Output the lines that follow exactly as they are.

Saved entries ▸
__________

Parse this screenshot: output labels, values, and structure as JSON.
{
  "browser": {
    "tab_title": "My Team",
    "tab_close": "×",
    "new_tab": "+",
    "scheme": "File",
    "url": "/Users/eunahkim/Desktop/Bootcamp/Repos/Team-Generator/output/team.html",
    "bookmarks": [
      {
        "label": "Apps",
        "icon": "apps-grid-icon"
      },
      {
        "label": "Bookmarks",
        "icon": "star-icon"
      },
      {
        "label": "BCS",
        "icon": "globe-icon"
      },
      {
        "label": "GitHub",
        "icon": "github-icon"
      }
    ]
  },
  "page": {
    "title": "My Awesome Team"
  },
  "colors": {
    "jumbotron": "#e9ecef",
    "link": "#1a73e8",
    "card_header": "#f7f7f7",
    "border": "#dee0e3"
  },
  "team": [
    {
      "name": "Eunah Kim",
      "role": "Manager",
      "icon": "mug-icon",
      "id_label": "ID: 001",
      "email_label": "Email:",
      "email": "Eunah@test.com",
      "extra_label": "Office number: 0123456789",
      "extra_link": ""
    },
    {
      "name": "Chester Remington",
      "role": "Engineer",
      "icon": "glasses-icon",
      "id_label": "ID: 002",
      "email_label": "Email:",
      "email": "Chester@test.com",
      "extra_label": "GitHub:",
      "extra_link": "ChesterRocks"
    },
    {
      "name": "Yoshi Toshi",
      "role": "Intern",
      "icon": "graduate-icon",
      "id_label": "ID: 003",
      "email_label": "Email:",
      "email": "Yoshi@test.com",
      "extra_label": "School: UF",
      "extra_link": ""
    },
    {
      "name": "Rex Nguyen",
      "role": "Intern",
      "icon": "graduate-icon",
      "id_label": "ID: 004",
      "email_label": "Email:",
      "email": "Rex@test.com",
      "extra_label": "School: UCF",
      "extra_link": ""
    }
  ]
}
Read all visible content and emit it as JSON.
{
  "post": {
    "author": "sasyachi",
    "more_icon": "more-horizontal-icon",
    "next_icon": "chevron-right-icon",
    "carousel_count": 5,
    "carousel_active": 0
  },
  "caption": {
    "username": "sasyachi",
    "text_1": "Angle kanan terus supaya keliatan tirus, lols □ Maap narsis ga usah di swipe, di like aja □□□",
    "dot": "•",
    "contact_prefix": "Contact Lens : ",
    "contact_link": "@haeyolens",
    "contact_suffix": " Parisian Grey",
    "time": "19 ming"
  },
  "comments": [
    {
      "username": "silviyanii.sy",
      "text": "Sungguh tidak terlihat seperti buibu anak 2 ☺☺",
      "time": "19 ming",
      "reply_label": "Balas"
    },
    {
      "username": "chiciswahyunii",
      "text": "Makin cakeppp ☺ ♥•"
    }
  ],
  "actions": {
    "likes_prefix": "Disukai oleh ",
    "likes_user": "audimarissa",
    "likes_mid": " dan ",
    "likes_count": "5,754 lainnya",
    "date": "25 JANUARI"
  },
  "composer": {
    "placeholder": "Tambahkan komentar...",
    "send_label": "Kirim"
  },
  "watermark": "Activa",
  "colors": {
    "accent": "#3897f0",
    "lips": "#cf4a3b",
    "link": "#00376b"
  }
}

__________

Worked answer ▸
Parse this screenshot: output labels, values, and structure as JSON.
{
  "browser": {
    "tab_title": "My Team",
    "tab_close": "×",
    "new_tab": "+",
    "scheme": "File",
    "url": "/Users/eunahkim/Desktop/Bootcamp/Repos/Team-Generator/output/team.html",
    "bookmarks": [
      {
        "label": "Apps",
        "icon": "apps-grid-icon"
      },
      {
        "label": "Bookmarks",
        "icon": "star-icon"
      },
      {
        "label": "BCS",
        "icon": "globe-icon"
      },
      {
        "label": "GitHub",
        "icon": "github-icon"
      }
    ]
  },
  "page": {
    "title": "My Awesome Team"
  },
  "colors": {
    "jumbotron": "#e9ecef",
    "link": "#1a73e8",
    "card_header": "#f7f7f7",
    "border": "#dee0e3"
  },
  "team": [
    {
      "name": "Eunah Kim",
      "role": "Manager",
      "icon": "mug-icon",
      "id_label": "ID: 001",
      "email_label": "Email:",
      "email": "Eunah@test.com",
      "extra_label": "Office number: 0123456789",
      "extra_link": ""
    },
    {
      "name": "Chester Remington",
      "role": "Engineer",
      "icon": "glasses-icon",
      "id_label": "ID: 002",
      "email_label": "Email:",
      "email": "Chester@test.com",
      "extra_label": "GitHub:",
      "extra_link": "ChesterRocks"
    },
    {
      "name": "Yoshi Toshi",
      "role": "Intern",
      "icon": "graduate-icon",
      "id_label": "ID: 003",
      "email_label": "Email:",
      "email": "Yoshi@test.com",
      "extra_label": "School: UF",
      "extra_link": ""
    },
    {
      "name": "Rex Nguyen",
      "role": "Intern",
      "icon": "graduate-icon",
      "id_label": "ID: 004",
      "email_label": "Email:",
      "email": "Rex@test.com",
      "extra_label": "School: UCF",
      "extra_link": ""
    }
  ]
}
Read all visible content and emit it as JSON.
{
  "post": {
    "author": "sasyachi",
    "more_icon": "more-horizontal-icon",
    "next_icon": "chevron-right-icon",
    "carousel_count": 5,
    "carousel_active": 0
  },
  "caption": {
    "username": "sasyachi",
    "text_1": "Angle kanan terus supaya keliatan tirus, lols □ Maap narsis ga usah di swipe, di like aja □□□",
    "dot": "•",
    "contact_prefix": "Contact Lens : ",
    "contact_link": "@haeyolens",
    "contact_suffix": " Parisian Grey",
    "time": "19 ming"
  },
  "comments": [
    {
      "username": "silviyanii.sy",
      "text": "Sungguh tidak terlihat seperti buibu anak 2 ☺☺",
      "time": "19 ming",
      "reply_label": "Balas"
    },
    {
      "username": "chiciswahyunii",
      "text": "Makin cakeppp ☺ ♥•"
    }
  ],
  "actions": {
    "likes_prefix": "Disukai oleh ",
    "likes_user": "audimarissa",
    "likes_mid": " dan ",
    "likes_count": "5,754 lainnya",
    "date": "25 JANUARI"
  },
  "composer": {
    "placeholder": "Tambahkan komentar...",
    "send_label": "Kirim"
  },
  "watermark": "Activa",
  "colors": {
    "accent": "#3897f0",
    "lips": "#cf4a3b",
    "link": "#00376b"
  }
}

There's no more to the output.